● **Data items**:

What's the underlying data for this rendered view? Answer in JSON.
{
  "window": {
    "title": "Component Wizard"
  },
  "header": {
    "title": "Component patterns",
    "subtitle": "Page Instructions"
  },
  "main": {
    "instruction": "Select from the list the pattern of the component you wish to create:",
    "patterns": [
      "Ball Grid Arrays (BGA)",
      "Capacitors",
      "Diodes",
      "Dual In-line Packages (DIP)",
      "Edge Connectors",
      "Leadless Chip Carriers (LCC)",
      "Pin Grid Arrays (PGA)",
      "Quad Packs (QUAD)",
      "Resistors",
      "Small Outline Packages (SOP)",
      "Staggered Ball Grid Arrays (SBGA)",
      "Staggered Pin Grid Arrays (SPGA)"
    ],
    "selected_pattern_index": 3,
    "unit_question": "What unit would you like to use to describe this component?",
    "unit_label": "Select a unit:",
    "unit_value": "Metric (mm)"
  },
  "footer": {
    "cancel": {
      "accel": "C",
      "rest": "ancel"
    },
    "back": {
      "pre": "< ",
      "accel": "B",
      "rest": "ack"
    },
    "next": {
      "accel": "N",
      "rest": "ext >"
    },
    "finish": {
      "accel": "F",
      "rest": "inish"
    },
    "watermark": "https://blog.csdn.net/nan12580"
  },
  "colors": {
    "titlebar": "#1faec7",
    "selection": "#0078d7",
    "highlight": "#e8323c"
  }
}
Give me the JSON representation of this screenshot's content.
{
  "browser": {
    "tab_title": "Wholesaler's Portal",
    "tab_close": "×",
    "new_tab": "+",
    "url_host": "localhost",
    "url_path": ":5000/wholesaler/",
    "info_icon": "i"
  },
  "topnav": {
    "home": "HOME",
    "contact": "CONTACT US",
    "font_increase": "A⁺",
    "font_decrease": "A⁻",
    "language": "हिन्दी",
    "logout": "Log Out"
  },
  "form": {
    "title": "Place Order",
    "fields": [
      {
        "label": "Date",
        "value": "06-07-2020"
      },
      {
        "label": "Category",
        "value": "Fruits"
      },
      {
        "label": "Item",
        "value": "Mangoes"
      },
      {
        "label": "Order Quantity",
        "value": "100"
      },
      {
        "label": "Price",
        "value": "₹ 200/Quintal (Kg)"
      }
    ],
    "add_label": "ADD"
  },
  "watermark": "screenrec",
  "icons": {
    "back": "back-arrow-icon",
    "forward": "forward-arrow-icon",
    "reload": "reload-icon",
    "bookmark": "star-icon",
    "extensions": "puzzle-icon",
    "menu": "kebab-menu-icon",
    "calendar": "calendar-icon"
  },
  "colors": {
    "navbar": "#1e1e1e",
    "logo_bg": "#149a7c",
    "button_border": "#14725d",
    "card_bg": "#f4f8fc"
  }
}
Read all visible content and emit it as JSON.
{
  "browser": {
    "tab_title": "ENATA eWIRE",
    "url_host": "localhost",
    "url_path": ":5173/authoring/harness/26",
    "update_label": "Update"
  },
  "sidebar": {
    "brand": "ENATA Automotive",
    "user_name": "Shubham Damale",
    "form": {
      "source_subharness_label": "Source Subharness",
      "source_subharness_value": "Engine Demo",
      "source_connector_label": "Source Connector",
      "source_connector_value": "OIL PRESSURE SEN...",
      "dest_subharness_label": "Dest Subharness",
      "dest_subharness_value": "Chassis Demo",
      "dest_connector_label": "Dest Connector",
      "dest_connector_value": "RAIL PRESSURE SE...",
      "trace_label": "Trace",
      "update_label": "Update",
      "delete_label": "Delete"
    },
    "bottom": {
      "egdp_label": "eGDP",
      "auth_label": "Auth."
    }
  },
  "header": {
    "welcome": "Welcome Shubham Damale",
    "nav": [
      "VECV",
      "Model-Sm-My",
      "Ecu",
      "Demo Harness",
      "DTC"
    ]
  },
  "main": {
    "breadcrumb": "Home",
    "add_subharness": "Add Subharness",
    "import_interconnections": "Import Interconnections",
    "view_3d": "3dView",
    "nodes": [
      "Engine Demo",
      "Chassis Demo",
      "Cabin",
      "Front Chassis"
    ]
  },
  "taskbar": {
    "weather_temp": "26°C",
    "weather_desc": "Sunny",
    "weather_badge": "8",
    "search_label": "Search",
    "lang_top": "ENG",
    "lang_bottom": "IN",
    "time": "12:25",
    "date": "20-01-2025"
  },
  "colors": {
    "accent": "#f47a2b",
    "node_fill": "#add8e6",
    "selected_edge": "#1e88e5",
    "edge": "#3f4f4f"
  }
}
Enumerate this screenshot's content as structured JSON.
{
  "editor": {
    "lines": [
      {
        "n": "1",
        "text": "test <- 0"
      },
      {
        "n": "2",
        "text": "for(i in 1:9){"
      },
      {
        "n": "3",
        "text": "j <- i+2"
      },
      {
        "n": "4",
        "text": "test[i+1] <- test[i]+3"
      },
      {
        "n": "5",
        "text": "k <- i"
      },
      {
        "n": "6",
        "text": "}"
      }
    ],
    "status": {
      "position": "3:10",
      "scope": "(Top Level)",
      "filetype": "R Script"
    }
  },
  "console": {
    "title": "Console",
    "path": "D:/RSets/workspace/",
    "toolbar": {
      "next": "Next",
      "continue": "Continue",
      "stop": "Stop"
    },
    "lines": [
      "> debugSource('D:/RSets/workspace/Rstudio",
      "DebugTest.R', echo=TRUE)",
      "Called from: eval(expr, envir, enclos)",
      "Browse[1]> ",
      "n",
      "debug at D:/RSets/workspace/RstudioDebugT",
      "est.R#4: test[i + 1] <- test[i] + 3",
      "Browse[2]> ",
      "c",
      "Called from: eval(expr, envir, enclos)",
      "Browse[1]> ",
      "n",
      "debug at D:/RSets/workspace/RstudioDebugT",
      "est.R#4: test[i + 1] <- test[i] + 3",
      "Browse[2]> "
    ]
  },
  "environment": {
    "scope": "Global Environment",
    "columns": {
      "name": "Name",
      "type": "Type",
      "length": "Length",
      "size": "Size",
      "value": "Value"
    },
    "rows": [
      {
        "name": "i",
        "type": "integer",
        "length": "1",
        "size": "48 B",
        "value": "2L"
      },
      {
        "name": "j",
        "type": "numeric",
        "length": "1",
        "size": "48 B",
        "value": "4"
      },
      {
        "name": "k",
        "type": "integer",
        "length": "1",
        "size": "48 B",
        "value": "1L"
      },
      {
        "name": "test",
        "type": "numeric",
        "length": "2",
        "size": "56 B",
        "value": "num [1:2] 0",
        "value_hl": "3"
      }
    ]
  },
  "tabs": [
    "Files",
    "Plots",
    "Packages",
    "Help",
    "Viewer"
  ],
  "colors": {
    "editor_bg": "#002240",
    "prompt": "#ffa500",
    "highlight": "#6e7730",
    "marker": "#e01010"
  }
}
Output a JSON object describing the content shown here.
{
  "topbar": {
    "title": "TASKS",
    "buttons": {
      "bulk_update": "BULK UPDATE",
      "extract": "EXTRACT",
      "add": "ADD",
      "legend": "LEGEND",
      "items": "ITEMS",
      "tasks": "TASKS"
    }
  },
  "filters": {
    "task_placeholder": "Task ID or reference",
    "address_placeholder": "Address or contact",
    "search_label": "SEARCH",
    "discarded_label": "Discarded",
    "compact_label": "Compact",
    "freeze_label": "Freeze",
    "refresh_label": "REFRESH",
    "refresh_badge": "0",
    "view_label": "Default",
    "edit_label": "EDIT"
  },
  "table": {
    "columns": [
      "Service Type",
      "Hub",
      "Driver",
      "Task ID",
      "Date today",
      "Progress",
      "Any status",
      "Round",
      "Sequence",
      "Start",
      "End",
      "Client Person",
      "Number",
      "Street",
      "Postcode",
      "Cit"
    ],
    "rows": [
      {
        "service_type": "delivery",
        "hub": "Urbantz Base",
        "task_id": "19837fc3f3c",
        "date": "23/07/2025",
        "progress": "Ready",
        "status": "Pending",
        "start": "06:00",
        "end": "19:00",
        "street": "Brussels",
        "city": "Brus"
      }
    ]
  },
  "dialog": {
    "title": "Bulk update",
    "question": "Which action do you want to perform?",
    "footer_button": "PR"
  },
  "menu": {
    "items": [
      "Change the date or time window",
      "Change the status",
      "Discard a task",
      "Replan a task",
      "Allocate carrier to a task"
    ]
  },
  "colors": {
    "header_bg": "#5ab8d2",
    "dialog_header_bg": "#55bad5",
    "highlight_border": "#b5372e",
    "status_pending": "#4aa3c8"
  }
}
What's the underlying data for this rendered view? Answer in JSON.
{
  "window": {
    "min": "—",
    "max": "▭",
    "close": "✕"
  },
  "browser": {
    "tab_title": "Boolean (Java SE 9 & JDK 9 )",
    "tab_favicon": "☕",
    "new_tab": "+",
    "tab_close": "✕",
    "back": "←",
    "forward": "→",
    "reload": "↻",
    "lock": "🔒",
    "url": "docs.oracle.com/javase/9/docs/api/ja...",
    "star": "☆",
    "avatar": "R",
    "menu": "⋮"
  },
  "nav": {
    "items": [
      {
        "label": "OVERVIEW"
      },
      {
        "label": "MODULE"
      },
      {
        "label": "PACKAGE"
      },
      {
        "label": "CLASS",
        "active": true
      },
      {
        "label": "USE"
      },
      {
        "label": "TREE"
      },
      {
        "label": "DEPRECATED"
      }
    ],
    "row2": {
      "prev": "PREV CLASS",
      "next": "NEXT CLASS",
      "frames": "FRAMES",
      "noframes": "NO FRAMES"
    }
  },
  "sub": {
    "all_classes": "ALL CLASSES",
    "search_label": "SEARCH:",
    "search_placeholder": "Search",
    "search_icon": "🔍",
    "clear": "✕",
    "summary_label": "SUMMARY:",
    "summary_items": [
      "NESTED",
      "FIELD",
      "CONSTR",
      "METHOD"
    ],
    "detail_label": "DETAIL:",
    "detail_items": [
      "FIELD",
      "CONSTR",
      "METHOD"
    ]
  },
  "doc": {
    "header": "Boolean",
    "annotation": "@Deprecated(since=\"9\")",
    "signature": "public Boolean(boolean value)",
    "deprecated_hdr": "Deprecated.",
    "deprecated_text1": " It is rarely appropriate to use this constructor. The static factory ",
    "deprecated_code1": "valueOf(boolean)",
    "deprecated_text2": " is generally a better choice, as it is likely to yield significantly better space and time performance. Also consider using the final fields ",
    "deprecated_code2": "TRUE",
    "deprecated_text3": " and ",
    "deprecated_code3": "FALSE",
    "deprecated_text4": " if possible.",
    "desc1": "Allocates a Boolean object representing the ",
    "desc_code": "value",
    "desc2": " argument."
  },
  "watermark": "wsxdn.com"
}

● **Task objective**: Look through the data above. Copy every line with the string "Arrays" in it.

● **Worked answer**:
      "Ball Grid Arrays (BGA)",
      "Pin Grid Arrays (PGA)",
      "Staggered Ball Grid Arrays (SBGA)",
      "Staggered Pin Grid Arrays (SPGA)"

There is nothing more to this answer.